** SUPPLIED DATA **
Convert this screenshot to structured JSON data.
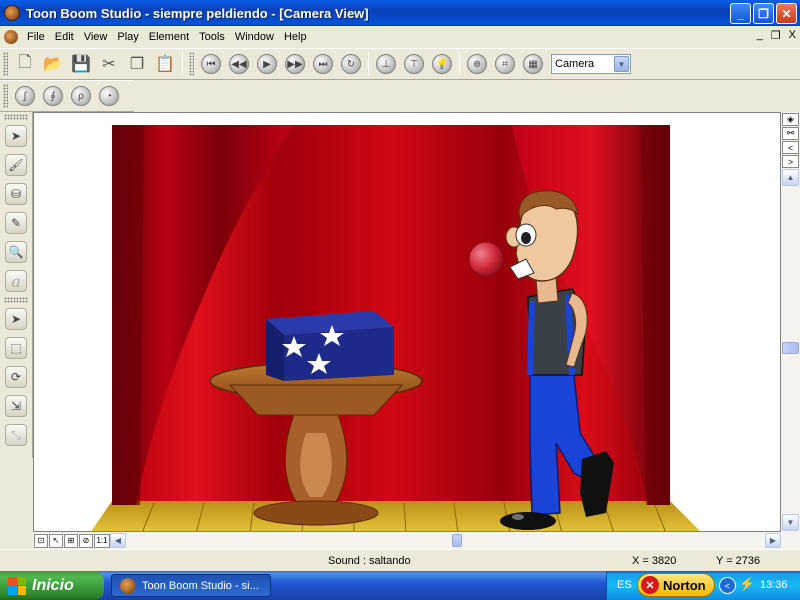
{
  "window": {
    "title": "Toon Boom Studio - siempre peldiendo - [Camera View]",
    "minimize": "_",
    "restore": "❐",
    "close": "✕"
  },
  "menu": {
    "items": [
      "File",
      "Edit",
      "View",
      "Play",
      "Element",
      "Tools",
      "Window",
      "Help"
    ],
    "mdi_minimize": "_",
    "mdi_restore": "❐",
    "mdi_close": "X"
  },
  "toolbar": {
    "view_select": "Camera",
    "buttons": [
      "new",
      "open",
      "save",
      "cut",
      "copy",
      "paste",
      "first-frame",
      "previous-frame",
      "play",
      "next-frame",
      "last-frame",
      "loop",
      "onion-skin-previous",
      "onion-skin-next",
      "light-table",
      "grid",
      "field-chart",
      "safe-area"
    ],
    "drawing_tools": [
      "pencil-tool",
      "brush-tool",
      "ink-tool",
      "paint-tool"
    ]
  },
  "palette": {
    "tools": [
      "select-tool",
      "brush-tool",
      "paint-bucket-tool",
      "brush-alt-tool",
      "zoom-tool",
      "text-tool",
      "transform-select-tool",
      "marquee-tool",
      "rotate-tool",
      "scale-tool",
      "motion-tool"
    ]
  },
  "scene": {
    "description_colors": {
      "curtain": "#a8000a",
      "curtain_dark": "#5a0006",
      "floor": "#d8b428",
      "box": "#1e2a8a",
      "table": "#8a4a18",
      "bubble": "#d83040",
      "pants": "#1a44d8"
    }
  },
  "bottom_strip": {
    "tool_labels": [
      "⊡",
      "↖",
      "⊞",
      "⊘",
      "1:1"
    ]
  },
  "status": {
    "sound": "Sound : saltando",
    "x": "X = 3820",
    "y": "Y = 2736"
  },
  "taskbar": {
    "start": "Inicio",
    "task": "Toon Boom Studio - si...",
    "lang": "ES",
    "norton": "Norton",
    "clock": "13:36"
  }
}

** WHAT THE TASK REQUIRES **
Pull out every line of the records that includes the string "Boom".

** THE RESPONSE **
    "title": "Toon Boom Studio - siempre peldiendo - [Camera View]",
    "task": "Toon Boom Studio - si...",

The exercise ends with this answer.